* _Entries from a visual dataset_

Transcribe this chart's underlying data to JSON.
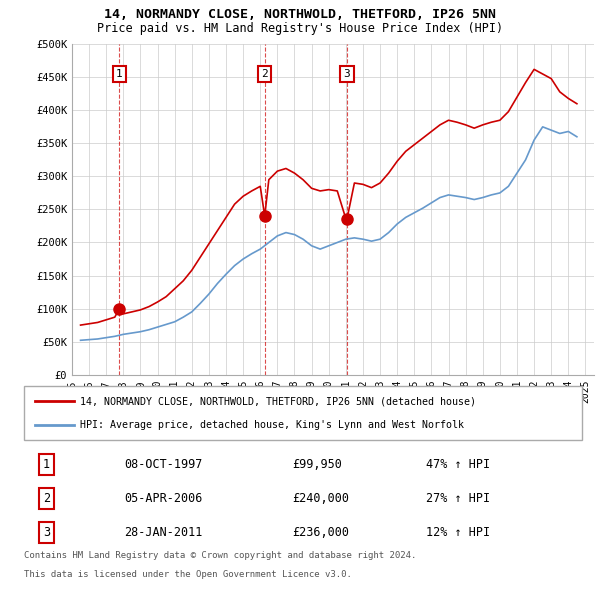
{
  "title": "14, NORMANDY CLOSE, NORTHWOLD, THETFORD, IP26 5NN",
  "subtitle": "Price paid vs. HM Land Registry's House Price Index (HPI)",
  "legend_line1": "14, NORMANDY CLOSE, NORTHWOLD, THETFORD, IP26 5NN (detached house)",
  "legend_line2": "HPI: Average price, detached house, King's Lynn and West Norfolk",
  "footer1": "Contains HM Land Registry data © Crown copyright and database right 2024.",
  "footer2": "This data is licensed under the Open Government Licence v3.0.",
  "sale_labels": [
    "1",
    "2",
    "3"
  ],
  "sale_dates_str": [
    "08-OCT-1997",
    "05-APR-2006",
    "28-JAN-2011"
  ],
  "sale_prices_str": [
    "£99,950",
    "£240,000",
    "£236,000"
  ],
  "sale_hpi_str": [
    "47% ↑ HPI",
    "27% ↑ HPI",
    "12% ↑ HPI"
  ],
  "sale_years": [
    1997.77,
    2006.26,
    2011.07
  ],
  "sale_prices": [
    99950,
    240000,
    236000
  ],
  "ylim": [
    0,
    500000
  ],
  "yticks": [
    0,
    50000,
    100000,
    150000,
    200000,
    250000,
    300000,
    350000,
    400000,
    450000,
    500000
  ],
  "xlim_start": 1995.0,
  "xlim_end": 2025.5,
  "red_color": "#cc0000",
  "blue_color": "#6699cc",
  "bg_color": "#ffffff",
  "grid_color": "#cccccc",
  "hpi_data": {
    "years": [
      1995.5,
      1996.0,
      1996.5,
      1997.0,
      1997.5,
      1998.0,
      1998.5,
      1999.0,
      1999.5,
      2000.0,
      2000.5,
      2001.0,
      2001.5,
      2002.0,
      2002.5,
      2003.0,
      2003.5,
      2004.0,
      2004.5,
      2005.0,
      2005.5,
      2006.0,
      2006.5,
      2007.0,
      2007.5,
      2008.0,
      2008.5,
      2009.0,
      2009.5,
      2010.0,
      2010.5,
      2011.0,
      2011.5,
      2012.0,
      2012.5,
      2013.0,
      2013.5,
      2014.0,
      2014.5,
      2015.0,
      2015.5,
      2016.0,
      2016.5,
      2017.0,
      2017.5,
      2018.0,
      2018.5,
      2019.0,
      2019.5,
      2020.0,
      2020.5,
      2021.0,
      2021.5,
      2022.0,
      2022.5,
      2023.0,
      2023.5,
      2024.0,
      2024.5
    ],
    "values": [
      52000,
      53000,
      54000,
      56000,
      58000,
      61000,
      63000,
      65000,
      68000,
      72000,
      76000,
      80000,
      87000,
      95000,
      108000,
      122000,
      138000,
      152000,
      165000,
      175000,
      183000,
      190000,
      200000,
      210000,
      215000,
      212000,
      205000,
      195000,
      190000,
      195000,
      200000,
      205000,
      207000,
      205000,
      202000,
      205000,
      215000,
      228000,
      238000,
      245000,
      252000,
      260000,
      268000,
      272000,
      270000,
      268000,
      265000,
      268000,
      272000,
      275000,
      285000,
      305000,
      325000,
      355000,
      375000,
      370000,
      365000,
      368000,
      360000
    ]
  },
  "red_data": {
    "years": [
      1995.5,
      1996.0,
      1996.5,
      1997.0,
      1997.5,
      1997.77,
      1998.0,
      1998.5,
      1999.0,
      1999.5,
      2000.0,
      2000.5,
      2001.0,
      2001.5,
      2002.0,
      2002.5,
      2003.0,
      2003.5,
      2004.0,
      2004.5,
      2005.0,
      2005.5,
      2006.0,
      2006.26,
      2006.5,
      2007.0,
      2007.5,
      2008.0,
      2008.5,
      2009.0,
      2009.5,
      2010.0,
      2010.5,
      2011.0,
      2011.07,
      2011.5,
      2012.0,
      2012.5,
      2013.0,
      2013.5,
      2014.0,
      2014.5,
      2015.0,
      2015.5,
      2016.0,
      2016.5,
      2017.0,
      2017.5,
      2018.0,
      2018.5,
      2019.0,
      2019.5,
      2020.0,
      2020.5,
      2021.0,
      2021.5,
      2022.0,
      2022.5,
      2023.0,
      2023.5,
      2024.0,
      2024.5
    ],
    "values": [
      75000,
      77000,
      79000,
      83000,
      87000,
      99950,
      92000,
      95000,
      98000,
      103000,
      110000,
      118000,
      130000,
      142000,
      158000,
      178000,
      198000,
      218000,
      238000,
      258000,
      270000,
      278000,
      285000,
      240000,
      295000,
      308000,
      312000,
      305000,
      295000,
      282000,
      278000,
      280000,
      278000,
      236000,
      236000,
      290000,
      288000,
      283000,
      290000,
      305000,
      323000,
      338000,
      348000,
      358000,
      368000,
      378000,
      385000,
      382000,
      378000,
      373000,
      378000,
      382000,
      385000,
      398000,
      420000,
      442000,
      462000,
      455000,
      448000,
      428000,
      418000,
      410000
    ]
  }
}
...
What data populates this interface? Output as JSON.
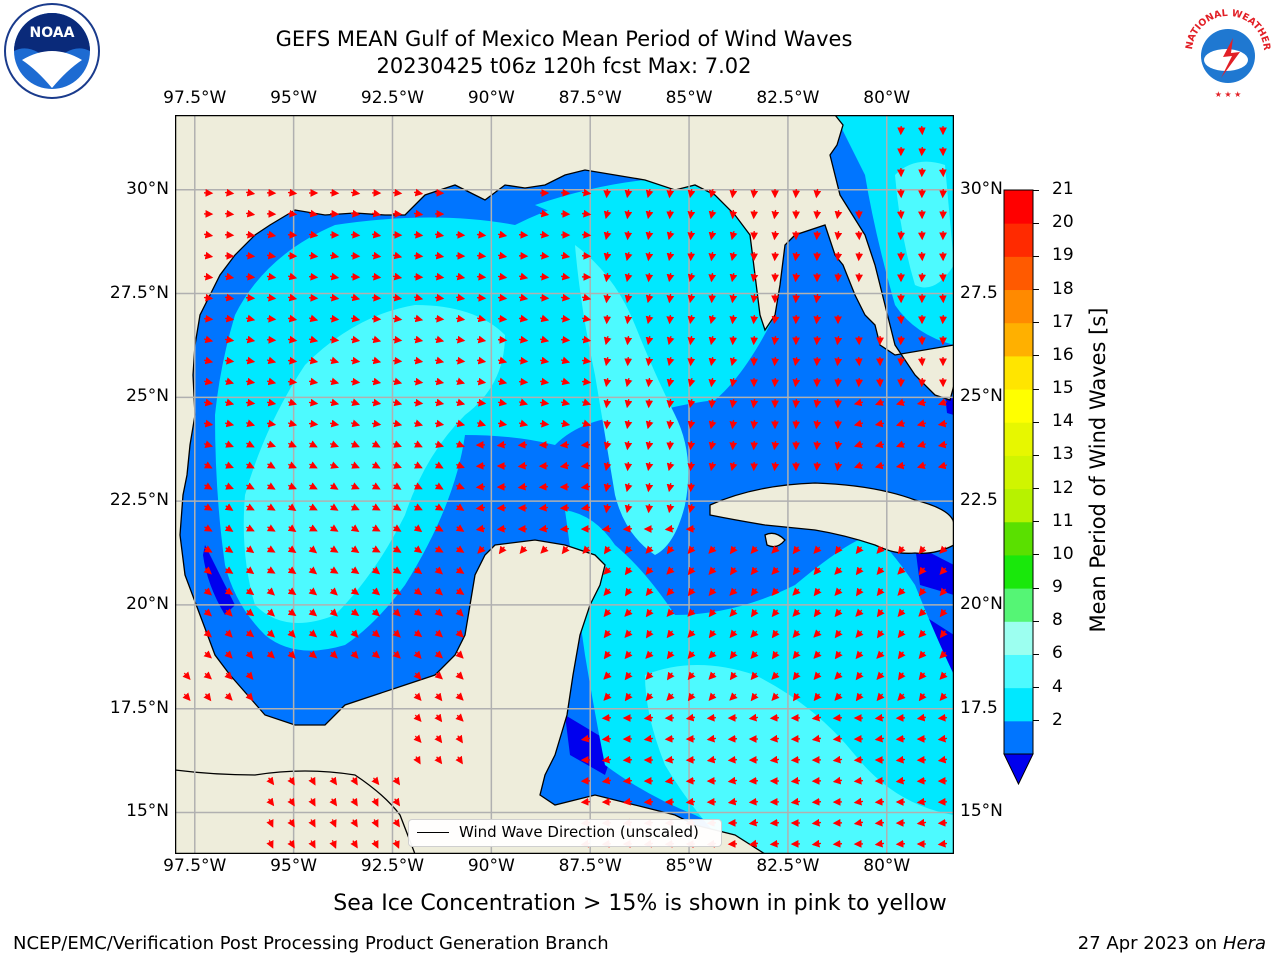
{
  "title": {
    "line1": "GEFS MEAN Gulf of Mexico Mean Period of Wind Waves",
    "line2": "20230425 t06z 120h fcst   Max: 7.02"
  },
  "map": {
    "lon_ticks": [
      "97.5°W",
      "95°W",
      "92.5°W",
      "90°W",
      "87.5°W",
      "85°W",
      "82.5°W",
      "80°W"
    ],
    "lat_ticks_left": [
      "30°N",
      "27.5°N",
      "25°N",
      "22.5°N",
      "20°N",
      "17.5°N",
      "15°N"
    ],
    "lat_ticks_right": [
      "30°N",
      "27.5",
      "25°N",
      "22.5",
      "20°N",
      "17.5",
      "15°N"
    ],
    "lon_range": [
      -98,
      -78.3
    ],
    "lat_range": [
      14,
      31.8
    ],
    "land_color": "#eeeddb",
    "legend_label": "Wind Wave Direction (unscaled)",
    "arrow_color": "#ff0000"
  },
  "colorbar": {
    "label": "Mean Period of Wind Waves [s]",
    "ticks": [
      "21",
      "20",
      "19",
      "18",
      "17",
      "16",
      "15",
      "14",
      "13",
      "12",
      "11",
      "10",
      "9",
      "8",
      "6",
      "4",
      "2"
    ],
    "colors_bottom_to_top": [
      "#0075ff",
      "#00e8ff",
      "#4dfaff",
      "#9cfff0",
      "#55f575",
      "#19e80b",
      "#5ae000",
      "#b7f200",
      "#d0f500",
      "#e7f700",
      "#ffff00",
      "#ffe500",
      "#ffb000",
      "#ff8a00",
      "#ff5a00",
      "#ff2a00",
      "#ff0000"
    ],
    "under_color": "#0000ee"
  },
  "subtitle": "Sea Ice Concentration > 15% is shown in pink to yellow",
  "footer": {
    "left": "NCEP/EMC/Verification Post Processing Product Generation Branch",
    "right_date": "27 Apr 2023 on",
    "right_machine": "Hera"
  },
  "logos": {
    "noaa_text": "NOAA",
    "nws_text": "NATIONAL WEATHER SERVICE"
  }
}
...
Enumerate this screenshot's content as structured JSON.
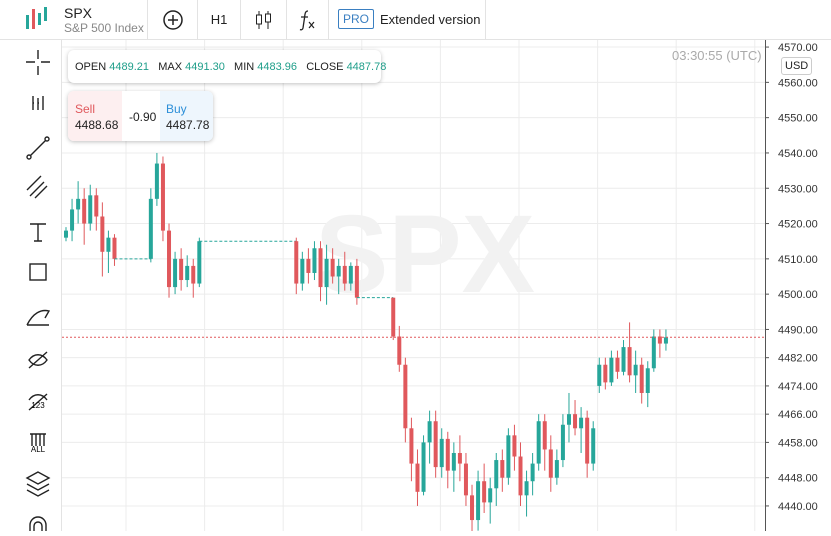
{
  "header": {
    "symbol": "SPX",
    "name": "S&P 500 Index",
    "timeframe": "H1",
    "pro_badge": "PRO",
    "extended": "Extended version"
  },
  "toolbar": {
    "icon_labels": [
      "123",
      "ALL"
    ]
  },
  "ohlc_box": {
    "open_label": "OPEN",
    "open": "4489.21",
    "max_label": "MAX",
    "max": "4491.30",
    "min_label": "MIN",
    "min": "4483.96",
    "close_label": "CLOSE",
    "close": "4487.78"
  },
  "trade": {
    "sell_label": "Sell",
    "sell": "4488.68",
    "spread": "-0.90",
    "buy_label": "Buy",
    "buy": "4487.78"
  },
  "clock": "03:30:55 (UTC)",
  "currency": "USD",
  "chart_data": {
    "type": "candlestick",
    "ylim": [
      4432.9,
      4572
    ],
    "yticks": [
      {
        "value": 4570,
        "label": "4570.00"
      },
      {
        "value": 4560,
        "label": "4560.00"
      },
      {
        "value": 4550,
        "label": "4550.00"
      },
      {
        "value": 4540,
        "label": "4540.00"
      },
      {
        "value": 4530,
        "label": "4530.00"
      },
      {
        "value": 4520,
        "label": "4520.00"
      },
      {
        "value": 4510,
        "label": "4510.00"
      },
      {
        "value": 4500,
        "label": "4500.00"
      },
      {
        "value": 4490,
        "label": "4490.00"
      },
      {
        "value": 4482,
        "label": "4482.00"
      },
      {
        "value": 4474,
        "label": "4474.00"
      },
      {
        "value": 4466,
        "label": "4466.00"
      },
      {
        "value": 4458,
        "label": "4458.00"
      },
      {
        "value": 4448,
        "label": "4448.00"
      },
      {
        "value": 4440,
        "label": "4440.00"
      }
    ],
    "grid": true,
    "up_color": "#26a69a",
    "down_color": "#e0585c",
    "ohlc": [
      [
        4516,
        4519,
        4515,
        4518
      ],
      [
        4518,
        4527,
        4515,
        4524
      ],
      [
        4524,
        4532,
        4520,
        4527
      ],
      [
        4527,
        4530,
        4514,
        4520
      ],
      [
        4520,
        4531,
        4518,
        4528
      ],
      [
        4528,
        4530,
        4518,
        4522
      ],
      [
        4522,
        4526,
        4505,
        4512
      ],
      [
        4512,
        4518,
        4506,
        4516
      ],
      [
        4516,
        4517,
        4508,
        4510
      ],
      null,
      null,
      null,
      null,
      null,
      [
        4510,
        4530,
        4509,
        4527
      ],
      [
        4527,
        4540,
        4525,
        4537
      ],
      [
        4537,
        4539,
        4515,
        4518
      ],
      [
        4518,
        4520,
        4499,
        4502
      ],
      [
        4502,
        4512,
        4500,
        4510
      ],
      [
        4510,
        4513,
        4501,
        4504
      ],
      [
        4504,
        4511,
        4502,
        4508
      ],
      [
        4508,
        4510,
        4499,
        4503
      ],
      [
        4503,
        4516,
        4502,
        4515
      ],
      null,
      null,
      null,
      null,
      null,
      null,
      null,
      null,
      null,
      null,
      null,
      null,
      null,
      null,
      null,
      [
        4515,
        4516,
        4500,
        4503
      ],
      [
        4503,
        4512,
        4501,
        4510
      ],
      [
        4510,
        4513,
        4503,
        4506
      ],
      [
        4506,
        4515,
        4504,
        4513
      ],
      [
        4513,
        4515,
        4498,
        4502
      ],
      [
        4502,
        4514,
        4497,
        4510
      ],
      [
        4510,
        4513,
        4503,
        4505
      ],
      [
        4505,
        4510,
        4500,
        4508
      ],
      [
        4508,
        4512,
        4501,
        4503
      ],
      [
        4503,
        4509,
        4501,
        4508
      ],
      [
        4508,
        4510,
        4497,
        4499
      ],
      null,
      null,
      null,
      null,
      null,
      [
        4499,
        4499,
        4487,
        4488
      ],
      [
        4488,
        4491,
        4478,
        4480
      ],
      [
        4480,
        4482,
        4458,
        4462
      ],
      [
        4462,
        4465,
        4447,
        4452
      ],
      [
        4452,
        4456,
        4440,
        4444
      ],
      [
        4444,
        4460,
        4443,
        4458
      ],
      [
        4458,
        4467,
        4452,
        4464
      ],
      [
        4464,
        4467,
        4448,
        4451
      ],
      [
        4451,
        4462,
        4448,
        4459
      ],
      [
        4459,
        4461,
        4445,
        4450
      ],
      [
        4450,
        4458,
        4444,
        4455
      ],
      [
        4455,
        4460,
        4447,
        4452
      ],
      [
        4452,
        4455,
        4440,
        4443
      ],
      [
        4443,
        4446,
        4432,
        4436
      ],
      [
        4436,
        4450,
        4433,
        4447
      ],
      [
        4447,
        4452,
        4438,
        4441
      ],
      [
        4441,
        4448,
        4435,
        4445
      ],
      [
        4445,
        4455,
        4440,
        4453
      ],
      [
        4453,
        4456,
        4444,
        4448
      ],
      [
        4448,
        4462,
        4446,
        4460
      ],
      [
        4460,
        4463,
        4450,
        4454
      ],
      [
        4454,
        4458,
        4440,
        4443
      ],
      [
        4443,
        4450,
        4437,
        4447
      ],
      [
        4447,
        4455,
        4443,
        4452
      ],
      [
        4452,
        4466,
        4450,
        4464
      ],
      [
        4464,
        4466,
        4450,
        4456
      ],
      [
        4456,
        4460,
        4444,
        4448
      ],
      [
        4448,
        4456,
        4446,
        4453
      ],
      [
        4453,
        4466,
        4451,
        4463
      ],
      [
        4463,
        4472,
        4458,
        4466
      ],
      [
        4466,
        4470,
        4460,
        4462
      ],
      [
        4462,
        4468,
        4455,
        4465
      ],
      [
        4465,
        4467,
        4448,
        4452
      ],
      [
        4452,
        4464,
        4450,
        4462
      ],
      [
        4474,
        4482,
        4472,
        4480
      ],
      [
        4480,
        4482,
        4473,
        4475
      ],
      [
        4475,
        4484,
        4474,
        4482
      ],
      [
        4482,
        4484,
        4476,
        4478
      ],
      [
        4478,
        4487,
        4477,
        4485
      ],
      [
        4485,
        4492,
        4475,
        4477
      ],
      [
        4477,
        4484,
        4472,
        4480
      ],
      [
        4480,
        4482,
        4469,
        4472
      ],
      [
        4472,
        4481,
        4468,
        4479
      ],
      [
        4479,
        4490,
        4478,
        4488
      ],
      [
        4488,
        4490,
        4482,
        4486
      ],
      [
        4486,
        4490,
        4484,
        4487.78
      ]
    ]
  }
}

* _Aim of the task_
Count how many lines above carry the word "Mean". Only the number is required.

* _Result for this exercise_
2